-------- EXERCISE MATERIAL
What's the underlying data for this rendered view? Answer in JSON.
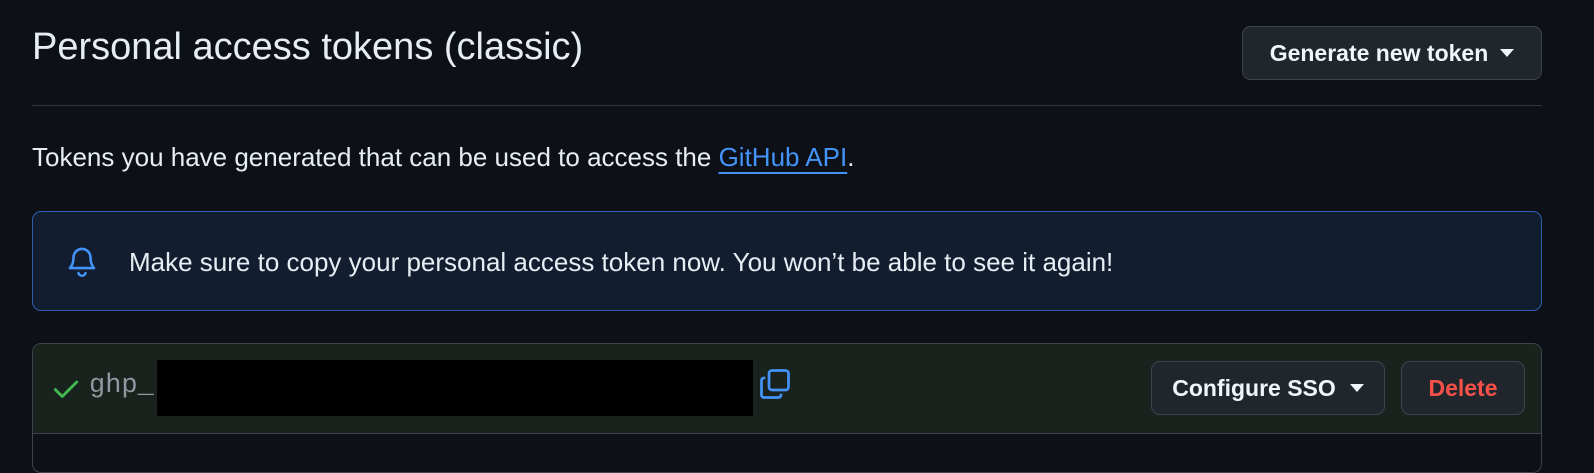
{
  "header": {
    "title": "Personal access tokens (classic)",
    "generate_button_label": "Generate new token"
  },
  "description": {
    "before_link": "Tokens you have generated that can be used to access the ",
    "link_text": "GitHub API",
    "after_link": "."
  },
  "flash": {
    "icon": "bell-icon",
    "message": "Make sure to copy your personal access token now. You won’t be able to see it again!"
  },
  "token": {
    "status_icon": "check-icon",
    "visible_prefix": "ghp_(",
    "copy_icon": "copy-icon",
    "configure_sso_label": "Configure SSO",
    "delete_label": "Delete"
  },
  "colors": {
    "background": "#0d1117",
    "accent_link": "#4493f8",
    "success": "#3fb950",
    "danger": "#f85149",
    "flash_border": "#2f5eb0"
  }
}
----------------
§ **AIM**
Working from the material above, transcribe it exactly while omitting pictures.

§ **CORRECT RESPONSE**
What's the underlying data for this rendered view? Answer in JSON.
{
  "header": {
    "title": "Personal access tokens (classic)",
    "generate_button_label": "Generate new token"
  },
  "description": {
    "before_link": "Tokens you have generated that can be used to access the ",
    "link_text": "GitHub API",
    "after_link": "."
  },
  "flash": {
    "icon": "bell-icon",
    "message": "Make sure to copy your personal access token now. You won’t be able to see it again!"
  },
  "token": {
    "status_icon": "check-icon",
    "visible_prefix": "ghp_(",
    "copy_icon": "copy-icon",
    "configure_sso_label": "Configure SSO",
    "delete_label": "Delete"
  },
  "colors": {
    "background": "#0d1117",
    "accent_link": "#4493f8",
    "success": "#3fb950",
    "danger": "#f85149",
    "flash_border": "#2f5eb0"
  }
}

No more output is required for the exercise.